— start Data for the task —
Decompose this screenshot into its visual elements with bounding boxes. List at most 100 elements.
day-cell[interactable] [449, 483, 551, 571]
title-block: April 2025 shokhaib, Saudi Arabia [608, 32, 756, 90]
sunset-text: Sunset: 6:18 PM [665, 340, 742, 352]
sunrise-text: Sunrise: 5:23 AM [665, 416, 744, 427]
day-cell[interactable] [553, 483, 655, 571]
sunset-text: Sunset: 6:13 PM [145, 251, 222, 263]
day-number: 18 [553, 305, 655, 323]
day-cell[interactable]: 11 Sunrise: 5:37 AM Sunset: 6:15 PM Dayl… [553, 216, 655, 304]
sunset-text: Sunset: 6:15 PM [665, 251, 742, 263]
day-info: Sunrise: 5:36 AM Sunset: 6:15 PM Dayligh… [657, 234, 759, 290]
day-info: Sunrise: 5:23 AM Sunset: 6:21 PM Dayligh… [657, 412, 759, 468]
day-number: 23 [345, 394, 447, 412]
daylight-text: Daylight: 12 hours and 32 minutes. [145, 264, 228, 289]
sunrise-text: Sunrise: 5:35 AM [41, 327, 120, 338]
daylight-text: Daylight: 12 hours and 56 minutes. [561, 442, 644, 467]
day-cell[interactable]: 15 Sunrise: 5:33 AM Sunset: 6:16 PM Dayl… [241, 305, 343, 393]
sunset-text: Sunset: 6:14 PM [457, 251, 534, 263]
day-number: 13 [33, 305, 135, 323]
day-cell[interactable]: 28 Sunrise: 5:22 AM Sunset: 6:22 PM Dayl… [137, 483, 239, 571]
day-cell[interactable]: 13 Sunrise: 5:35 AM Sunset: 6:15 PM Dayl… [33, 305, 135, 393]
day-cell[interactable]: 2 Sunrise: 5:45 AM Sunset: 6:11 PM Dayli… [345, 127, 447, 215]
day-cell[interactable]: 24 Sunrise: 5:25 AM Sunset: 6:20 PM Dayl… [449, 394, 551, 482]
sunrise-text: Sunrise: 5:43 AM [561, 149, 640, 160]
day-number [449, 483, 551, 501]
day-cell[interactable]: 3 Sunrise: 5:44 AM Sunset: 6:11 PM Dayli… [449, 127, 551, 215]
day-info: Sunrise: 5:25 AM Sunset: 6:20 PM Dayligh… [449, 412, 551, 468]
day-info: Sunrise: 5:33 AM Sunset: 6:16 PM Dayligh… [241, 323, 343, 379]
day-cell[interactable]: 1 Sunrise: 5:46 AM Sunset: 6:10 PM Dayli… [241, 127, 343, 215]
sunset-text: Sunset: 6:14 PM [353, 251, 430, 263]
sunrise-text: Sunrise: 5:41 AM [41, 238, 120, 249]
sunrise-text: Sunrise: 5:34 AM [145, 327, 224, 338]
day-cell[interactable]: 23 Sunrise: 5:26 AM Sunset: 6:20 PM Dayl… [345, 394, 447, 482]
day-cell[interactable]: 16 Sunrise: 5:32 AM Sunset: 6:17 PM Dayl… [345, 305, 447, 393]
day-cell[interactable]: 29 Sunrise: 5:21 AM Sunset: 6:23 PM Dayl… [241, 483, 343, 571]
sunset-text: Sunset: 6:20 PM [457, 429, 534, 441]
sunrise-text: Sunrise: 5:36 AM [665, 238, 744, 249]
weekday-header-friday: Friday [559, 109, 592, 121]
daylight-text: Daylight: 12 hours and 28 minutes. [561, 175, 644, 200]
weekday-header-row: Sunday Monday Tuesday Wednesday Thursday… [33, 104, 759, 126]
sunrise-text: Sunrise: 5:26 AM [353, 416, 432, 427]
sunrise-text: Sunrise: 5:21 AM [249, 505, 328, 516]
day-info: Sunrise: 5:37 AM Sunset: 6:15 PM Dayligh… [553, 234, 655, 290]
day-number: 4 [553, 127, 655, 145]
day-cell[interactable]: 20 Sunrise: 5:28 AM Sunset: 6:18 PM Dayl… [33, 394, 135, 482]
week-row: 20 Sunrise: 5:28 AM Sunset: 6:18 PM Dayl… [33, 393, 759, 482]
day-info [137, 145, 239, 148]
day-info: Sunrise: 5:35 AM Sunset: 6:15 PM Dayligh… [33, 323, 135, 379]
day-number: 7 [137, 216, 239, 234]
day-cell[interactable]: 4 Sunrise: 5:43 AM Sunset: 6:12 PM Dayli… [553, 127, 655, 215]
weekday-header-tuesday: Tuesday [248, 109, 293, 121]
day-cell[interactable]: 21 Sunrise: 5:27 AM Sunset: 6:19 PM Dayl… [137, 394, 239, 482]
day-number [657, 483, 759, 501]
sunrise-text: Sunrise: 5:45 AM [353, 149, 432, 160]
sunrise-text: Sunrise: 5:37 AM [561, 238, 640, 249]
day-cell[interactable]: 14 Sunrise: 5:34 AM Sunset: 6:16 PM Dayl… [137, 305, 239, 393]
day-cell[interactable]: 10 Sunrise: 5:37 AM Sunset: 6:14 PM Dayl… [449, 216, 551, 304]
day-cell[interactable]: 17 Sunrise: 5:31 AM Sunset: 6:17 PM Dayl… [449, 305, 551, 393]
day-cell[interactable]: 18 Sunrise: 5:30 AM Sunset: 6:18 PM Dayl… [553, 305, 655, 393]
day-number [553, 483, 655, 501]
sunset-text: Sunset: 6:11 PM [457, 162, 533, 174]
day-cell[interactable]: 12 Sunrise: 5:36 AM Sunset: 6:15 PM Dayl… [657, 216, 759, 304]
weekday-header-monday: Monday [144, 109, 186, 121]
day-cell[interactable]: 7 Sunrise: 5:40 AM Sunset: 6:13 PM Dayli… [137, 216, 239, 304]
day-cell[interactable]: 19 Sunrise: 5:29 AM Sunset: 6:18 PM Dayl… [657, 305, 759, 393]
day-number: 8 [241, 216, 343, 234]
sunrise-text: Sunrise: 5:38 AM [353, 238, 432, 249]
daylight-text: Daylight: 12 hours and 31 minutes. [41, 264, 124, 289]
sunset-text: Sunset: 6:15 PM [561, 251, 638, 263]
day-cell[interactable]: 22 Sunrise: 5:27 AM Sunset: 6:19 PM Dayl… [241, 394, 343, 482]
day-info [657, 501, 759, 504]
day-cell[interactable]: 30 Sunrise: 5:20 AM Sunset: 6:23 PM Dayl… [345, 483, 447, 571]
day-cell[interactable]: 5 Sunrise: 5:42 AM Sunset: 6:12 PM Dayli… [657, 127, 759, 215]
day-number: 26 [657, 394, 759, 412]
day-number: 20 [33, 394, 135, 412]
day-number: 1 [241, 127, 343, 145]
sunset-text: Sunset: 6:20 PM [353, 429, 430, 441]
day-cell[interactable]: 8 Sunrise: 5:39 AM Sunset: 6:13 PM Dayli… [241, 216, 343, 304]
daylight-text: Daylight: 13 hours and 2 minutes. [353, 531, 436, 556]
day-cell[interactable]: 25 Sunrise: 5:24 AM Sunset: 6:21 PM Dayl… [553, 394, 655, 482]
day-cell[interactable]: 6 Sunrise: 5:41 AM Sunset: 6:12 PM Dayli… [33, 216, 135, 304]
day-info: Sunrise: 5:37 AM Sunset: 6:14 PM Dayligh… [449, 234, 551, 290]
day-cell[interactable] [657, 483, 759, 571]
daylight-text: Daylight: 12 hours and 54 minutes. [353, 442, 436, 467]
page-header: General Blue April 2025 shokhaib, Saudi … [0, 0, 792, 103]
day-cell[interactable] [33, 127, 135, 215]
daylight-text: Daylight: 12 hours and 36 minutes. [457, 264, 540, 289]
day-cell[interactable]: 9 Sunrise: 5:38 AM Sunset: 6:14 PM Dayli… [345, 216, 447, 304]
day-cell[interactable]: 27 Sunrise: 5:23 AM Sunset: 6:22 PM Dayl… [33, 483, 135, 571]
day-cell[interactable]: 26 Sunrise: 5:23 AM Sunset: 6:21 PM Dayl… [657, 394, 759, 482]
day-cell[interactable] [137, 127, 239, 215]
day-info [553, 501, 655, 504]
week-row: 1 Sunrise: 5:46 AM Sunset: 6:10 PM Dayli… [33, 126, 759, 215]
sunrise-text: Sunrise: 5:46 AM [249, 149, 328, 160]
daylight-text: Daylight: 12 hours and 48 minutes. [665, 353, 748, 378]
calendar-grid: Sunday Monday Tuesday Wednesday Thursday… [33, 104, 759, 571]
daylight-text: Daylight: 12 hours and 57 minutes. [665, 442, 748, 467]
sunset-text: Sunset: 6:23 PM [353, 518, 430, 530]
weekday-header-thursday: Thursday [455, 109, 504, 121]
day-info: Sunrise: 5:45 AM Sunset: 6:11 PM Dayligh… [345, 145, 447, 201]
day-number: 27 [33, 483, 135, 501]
— end Data for the task —
Work to be completed → Reproduce word for word the data above, from its first line up to and including the line with "sunrise-text: Sunrise: 5:23".

Right answer →
Decompose this screenshot into its visual elements with bounding boxes. List at most 100 elements.
day-cell[interactable] [449, 483, 551, 571]
title-block: April 2025 shokhaib, Saudi Arabia [608, 32, 756, 90]
sunset-text: Sunset: 6:18 PM [665, 340, 742, 352]
sunrise-text: Sunrise: 5:23 AM [665, 416, 744, 427]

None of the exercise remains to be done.